╔══

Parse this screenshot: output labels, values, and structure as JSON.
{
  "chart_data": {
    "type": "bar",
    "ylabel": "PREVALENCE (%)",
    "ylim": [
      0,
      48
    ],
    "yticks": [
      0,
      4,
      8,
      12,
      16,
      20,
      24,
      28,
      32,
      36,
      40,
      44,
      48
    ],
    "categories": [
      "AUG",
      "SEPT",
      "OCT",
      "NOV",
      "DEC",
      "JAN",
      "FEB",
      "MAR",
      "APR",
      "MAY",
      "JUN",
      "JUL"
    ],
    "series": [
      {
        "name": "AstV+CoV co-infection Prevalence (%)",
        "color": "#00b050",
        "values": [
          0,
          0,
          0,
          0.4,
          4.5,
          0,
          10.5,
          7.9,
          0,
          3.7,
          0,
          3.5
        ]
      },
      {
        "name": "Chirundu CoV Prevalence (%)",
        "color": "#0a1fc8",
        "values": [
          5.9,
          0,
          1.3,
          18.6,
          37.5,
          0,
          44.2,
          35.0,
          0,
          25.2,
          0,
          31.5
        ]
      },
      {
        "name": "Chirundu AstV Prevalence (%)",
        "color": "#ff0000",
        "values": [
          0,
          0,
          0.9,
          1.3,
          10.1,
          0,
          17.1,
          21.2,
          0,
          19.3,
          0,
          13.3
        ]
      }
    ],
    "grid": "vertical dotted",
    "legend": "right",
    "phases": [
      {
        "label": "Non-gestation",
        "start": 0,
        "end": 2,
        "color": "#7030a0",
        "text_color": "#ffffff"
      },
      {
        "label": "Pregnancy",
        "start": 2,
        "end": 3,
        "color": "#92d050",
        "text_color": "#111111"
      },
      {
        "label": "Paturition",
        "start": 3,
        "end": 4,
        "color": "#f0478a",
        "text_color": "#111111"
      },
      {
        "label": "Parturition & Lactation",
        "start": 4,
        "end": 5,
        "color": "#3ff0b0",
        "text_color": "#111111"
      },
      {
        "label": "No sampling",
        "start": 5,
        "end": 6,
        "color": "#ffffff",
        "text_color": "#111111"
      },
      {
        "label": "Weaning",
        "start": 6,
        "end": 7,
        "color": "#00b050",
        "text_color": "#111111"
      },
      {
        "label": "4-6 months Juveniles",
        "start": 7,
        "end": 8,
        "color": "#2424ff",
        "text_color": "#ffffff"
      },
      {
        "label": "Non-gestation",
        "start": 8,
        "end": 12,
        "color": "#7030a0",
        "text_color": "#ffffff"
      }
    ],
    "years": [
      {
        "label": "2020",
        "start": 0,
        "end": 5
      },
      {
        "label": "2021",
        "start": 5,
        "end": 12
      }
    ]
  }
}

╚══

## OBJECTIVE
Print every entry exactly as written.

## FULL ANSWER
Parse this screenshot: output labels, values, and structure as JSON.
{
  "chart_data": {
    "type": "bar",
    "ylabel": "PREVALENCE (%)",
    "ylim": [
      0,
      48
    ],
    "yticks": [
      0,
      4,
      8,
      12,
      16,
      20,
      24,
      28,
      32,
      36,
      40,
      44,
      48
    ],
    "categories": [
      "AUG",
      "SEPT",
      "OCT",
      "NOV",
      "DEC",
      "JAN",
      "FEB",
      "MAR",
      "APR",
      "MAY",
      "JUN",
      "JUL"
    ],
    "series": [
      {
        "name": "AstV+CoV co-infection Prevalence (%)",
        "color": "#00b050",
        "values": [
          0,
          0,
          0,
          0.4,
          4.5,
          0,
          10.5,
          7.9,
          0,
          3.7,
          0,
          3.5
        ]
      },
      {
        "name": "Chirundu CoV Prevalence (%)",
        "color": "#0a1fc8",
        "values": [
          5.9,
          0,
          1.3,
          18.6,
          37.5,
          0,
          44.2,
          35.0,
          0,
          25.2,
          0,
          31.5
        ]
      },
      {
        "name": "Chirundu AstV Prevalence (%)",
        "color": "#ff0000",
        "values": [
          0,
          0,
          0.9,
          1.3,
          10.1,
          0,
          17.1,
          21.2,
          0,
          19.3,
          0,
          13.3
        ]
      }
    ],
    "grid": "vertical dotted",
    "legend": "right",
    "phases": [
      {
        "label": "Non-gestation",
        "start": 0,
        "end": 2,
        "color": "#7030a0",
        "text_color": "#ffffff"
      },
      {
        "label": "Pregnancy",
        "start": 2,
        "end": 3,
        "color": "#92d050",
        "text_color": "#111111"
      },
      {
        "label": "Paturition",
        "start": 3,
        "end": 4,
        "color": "#f0478a",
        "text_color": "#111111"
      },
      {
        "label": "Parturition & Lactation",
        "start": 4,
        "end": 5,
        "color": "#3ff0b0",
        "text_color": "#111111"
      },
      {
        "label": "No sampling",
        "start": 5,
        "end": 6,
        "color": "#ffffff",
        "text_color": "#111111"
      },
      {
        "label": "Weaning",
        "start": 6,
        "end": 7,
        "color": "#00b050",
        "text_color": "#111111"
      },
      {
        "label": "4-6 months Juveniles",
        "start": 7,
        "end": 8,
        "color": "#2424ff",
        "text_color": "#ffffff"
      },
      {
        "label": "Non-gestation",
        "start": 8,
        "end": 12,
        "color": "#7030a0",
        "text_color": "#ffffff"
      }
    ],
    "years": [
      {
        "label": "2020",
        "start": 0,
        "end": 5
      },
      {
        "label": "2021",
        "start": 5,
        "end": 12
      }
    ]
  }
}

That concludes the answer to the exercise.